** begin Rows **

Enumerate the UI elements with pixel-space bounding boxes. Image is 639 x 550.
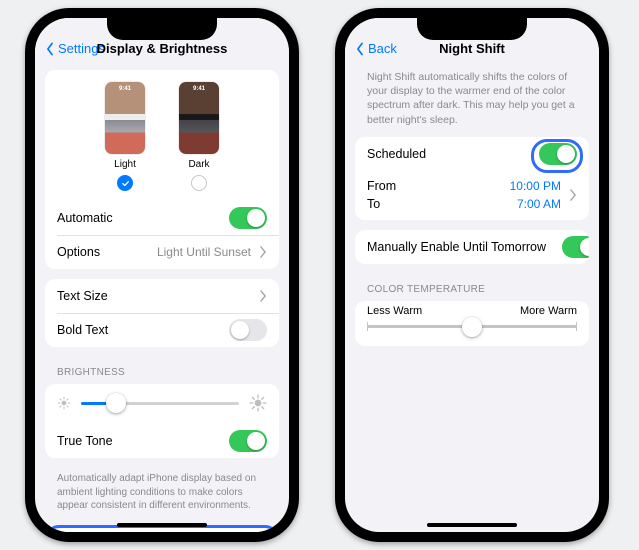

** end Rows **
** begin Rows **

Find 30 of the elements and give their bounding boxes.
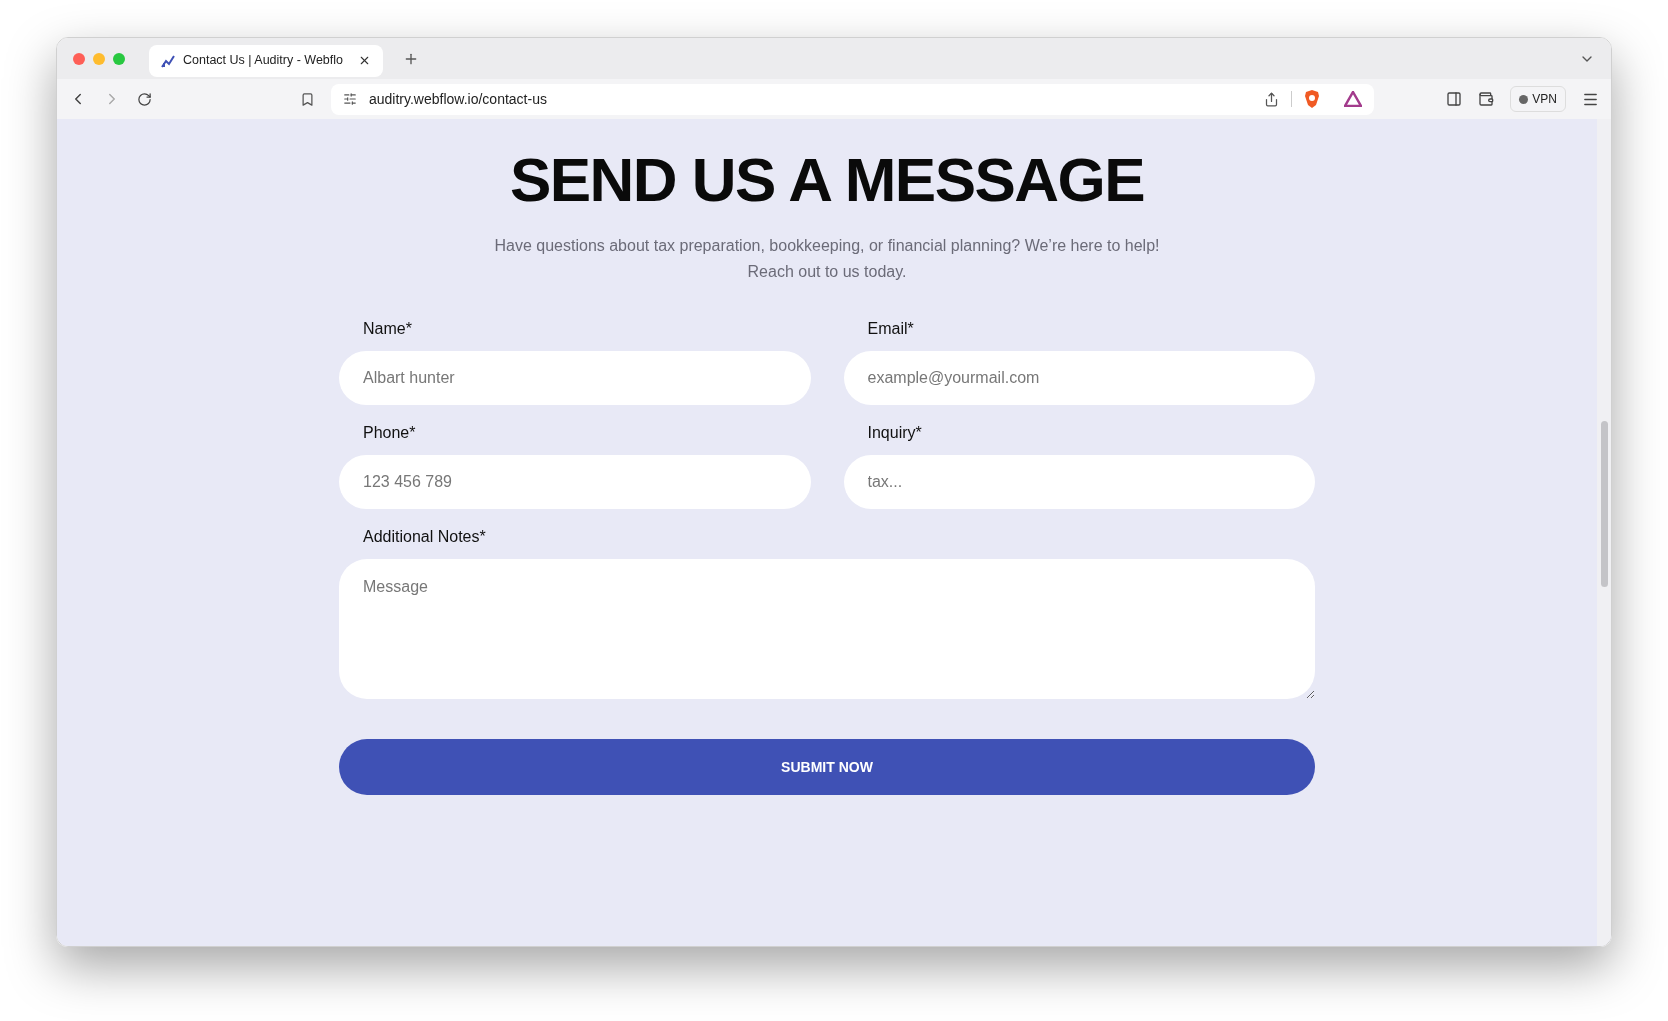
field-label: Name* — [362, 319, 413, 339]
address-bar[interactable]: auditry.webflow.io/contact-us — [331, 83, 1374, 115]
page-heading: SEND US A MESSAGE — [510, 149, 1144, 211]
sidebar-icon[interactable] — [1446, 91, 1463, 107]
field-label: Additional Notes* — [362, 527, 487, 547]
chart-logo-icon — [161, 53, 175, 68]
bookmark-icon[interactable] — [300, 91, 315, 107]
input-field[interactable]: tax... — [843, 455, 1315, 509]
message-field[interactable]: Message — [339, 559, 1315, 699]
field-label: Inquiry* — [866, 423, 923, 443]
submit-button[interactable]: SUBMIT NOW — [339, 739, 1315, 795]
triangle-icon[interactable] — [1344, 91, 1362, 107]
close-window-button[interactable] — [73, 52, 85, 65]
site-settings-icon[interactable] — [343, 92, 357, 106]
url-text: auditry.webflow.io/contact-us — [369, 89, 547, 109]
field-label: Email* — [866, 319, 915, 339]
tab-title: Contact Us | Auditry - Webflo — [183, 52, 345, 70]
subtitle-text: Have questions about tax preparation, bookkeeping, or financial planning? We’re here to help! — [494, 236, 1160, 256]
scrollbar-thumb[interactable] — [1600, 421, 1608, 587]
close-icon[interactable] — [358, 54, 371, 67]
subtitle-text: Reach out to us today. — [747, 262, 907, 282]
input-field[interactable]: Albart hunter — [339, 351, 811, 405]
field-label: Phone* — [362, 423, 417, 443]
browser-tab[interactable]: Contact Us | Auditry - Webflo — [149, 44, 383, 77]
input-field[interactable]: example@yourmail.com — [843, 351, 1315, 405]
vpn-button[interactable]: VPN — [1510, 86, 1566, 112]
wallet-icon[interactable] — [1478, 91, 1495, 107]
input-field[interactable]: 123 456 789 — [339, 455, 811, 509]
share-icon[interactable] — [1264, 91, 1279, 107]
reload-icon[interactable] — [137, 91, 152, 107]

** end Rows **
** begin Rows **

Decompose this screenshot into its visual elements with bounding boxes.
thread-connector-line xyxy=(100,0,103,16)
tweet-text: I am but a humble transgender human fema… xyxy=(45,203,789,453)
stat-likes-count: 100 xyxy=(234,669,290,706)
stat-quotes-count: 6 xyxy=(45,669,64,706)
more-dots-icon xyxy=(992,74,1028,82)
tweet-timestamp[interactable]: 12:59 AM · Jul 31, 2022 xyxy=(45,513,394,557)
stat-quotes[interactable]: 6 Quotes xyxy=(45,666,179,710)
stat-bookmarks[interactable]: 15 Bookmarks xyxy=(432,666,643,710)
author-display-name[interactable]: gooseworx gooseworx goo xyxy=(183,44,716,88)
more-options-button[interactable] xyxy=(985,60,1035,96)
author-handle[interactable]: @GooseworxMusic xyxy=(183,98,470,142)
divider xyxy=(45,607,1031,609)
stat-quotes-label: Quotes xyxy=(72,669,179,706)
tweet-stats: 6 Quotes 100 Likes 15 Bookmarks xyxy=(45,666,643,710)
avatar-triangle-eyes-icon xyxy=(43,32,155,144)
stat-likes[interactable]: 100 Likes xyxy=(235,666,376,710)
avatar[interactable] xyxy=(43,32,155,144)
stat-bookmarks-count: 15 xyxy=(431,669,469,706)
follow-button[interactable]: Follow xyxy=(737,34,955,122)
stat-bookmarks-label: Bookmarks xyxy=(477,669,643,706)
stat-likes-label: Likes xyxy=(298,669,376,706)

** end Rows **

◆ **Direction**: Copy every line of the items above that contains the string "more". Case counts.

◆ **Exercise result**:
more-dots-icon xyxy=(992,74,1028,82)
more-options-button[interactable] xyxy=(985,60,1035,96)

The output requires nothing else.